# Set problem
Restate the records in their entirety, word for word.

Start of Material for this exercise

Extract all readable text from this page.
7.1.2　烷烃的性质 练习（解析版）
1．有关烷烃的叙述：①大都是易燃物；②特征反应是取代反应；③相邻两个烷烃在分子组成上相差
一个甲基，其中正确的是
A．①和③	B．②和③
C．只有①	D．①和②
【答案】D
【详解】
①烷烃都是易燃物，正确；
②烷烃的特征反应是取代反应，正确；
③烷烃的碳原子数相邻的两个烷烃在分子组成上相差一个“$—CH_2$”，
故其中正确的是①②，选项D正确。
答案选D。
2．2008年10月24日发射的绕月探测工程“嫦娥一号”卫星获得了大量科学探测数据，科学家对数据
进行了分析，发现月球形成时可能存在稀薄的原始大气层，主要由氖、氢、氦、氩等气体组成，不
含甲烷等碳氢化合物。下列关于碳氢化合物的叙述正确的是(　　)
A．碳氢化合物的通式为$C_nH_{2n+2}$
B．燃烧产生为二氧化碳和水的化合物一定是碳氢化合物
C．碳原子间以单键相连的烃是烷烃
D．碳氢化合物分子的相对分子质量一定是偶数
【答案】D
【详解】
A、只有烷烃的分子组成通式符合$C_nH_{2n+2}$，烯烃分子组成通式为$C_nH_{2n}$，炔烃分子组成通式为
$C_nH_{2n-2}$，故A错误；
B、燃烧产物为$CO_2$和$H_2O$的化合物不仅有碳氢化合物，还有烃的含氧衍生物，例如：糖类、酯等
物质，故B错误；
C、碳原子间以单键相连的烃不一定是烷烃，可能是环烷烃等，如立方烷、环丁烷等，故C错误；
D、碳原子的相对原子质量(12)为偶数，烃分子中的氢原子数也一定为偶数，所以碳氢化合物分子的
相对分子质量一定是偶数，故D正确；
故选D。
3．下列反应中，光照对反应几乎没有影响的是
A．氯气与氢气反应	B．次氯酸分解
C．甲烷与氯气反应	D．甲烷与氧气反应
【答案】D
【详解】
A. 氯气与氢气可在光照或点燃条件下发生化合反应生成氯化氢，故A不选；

End of Material for this exercise

# Response to this exercise
Extract all readable text from this page.
7.1.2　烷烃的性质 练习（解析版）
1．有关烷烃的叙述：①大都是易燃物；②特征反应是取代反应；③相邻两个烷烃在分子组成上相差
一个甲基，其中正确的是
A．①和③	B．②和③
C．只有①	D．①和②
【答案】D
【详解】
①烷烃都是易燃物，正确；
②烷烃的特征反应是取代反应，正确；
③烷烃的碳原子数相邻的两个烷烃在分子组成上相差一个“$—CH_2$”，
故其中正确的是①②，选项D正确。
答案选D。
2．2008年10月24日发射的绕月探测工程“嫦娥一号”卫星获得了大量科学探测数据，科学家对数据
进行了分析，发现月球形成时可能存在稀薄的原始大气层，主要由氖、氢、氦、氩等气体组成，不
含甲烷等碳氢化合物。下列关于碳氢化合物的叙述正确的是(　　)
A．碳氢化合物的通式为$C_nH_{2n+2}$
B．燃烧产生为二氧化碳和水的化合物一定是碳氢化合物
C．碳原子间以单键相连的烃是烷烃
D．碳氢化合物分子的相对分子质量一定是偶数
【答案】D
【详解】
A、只有烷烃的分子组成通式符合$C_nH_{2n+2}$，烯烃分子组成通式为$C_nH_{2n}$，炔烃分子组成通式为
$C_nH_{2n-2}$，故A错误；
B、燃烧产物为$CO_2$和$H_2O$的化合物不仅有碳氢化合物，还有烃的含氧衍生物，例如：糖类、酯等
物质，故B错误；
C、碳原子间以单键相连的烃不一定是烷烃，可能是环烷烃等，如立方烷、环丁烷等，故C错误；
D、碳原子的相对原子质量(12)为偶数，烃分子中的氢原子数也一定为偶数，所以碳氢化合物分子的
相对分子质量一定是偶数，故D正确；
故选D。
3．下列反应中，光照对反应几乎没有影响的是
A．氯气与氢气反应	B．次氯酸分解
C．甲烷与氯气反应	D．甲烷与氧气反应
【答案】D
【详解】
A. 氯气与氢气可在光照或点燃条件下发生化合反应生成氯化氢，故A不选；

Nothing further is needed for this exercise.